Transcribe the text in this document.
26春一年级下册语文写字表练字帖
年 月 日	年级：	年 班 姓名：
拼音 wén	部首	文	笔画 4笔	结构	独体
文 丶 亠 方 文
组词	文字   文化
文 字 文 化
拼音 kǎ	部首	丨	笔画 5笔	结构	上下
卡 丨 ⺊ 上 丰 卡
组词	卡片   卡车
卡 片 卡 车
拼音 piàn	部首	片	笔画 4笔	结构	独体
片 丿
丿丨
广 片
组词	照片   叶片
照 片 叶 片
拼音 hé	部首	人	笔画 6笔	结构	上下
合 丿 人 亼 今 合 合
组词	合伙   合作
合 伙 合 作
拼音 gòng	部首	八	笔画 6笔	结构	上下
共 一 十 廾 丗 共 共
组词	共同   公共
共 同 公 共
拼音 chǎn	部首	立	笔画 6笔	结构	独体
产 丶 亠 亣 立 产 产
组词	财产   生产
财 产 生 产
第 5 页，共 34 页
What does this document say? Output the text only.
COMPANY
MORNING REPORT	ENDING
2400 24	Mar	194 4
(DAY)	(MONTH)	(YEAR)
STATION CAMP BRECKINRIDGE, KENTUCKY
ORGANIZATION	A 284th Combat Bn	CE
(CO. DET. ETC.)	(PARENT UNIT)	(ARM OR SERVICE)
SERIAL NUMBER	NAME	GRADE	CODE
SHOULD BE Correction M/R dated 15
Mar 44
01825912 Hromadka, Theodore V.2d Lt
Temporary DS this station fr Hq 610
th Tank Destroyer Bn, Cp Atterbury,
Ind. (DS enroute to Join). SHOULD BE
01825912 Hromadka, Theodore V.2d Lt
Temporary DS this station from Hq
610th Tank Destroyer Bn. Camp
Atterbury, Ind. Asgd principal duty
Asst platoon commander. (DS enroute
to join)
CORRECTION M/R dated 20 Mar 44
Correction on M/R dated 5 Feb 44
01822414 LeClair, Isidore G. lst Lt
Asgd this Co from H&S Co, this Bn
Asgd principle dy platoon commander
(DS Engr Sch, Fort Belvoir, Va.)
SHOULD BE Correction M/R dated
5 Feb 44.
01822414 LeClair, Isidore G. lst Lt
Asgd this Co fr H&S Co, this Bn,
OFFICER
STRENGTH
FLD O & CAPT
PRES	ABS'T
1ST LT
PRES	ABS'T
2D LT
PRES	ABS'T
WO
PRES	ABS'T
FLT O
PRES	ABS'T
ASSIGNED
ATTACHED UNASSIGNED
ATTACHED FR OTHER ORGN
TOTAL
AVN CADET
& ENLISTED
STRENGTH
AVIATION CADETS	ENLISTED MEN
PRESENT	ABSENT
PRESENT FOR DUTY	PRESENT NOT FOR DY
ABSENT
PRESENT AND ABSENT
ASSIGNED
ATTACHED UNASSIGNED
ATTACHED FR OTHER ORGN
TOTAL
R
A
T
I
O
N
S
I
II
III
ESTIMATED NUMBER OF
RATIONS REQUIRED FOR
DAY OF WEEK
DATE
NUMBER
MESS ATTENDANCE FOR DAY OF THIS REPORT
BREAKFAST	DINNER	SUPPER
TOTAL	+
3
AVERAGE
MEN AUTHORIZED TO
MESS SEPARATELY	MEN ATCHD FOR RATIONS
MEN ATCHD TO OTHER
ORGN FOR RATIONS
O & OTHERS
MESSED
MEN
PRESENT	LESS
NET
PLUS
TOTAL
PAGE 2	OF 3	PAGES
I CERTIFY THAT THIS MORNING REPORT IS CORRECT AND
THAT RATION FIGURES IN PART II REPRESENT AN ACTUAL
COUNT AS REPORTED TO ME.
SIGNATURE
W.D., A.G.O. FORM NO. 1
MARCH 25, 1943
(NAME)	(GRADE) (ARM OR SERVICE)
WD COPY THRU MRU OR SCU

***

WORK TO BE COMPLETED. Write the entries again, exactly as they stand.

WRITTEN ANSWER.
Transcribe the text in this document.
26春一年级下册语文写字表练字帖
年 月 日	年级：	年 班 姓名：
拼音 wén	部首	文	笔画 4笔	结构	独体
文 丶 亠 方 文
组词	文字   文化
文 字 文 化
拼音 kǎ	部首	丨	笔画 5笔	结构	上下
卡 丨 ⺊ 上 丰 卡
组词	卡片   卡车
卡 片 卡 车
拼音 piàn	部首	片	笔画 4笔	结构	独体
片 丿
丿丨
广 片
组词	照片   叶片
照 片 叶 片
拼音 hé	部首	人	笔画 6笔	结构	上下
合 丿 人 亼 今 合 合
组词	合伙   合作
合 伙 合 作
拼音 gòng	部首	八	笔画 6笔	结构	上下
共 一 十 廾 丗 共 共
组词	共同   公共
共 同 公 共
拼音 chǎn	部首	立	笔画 6笔	结构	独体
产 丶 亠 亣 立 产 产
组词	财产   生产
财 产 生 产
第 5 页，共 34 页
What does this document say? Output the text only.
COMPANY
MORNING REPORT	ENDING
2400 24	Mar	194 4
(DAY)	(MONTH)	(YEAR)
STATION CAMP BRECKINRIDGE, KENTUCKY
ORGANIZATION	A 284th Combat Bn	CE
(CO. DET. ETC.)	(PARENT UNIT)	(ARM OR SERVICE)
SERIAL NUMBER	NAME	GRADE	CODE
SHOULD BE Correction M/R dated 15
Mar 44
01825912 Hromadka, Theodore V.2d Lt
Temporary DS this station fr Hq 610
th Tank Destroyer Bn, Cp Atterbury,
Ind. (DS enroute to Join). SHOULD BE
01825912 Hromadka, Theodore V.2d Lt
Temporary DS this station from Hq
610th Tank Destroyer Bn. Camp
Atterbury, Ind. Asgd principal duty
Asst platoon commander. (DS enroute
to join)
CORRECTION M/R dated 20 Mar 44
Correction on M/R dated 5 Feb 44
01822414 LeClair, Isidore G. lst Lt
Asgd this Co from H&S Co, this Bn
Asgd principle dy platoon commander
(DS Engr Sch, Fort Belvoir, Va.)
SHOULD BE Correction M/R dated
5 Feb 44.
01822414 LeClair, Isidore G. lst Lt
Asgd this Co fr H&S Co, this Bn,
OFFICER
STRENGTH
FLD O & CAPT
PRES	ABS'T
1ST LT
PRES	ABS'T
2D LT
PRES	ABS'T
WO
PRES	ABS'T
FLT O
PRES	ABS'T
ASSIGNED
ATTACHED UNASSIGNED
ATTACHED FR OTHER ORGN
TOTAL
AVN CADET
& ENLISTED
STRENGTH
AVIATION CADETS	ENLISTED MEN
PRESENT	ABSENT
PRESENT FOR DUTY	PRESENT NOT FOR DY
ABSENT
PRESENT AND ABSENT
ASSIGNED
ATTACHED UNASSIGNED
ATTACHED FR OTHER ORGN
TOTAL
R
A
T
I
O
N
S
I
II
III
ESTIMATED NUMBER OF
RATIONS REQUIRED FOR
DAY OF WEEK
DATE
NUMBER
MESS ATTENDANCE FOR DAY OF THIS REPORT
BREAKFAST	DINNER	SUPPER
TOTAL	+
3
AVERAGE
MEN AUTHORIZED TO
MESS SEPARATELY	MEN ATCHD FOR RATIONS
MEN ATCHD TO OTHER
ORGN FOR RATIONS
O & OTHERS
MESSED
MEN
PRESENT	LESS
NET
PLUS
TOTAL
PAGE 2	OF 3	PAGES
I CERTIFY THAT THIS MORNING REPORT IS CORRECT AND
THAT RATION FIGURES IN PART II REPRESENT AN ACTUAL
COUNT AS REPORTED TO ME.
SIGNATURE
W.D., A.G.O. FORM NO. 1
MARCH 25, 1943
(NAME)	(GRADE) (ARM OR SERVICE)
WD COPY THRU MRU OR SCU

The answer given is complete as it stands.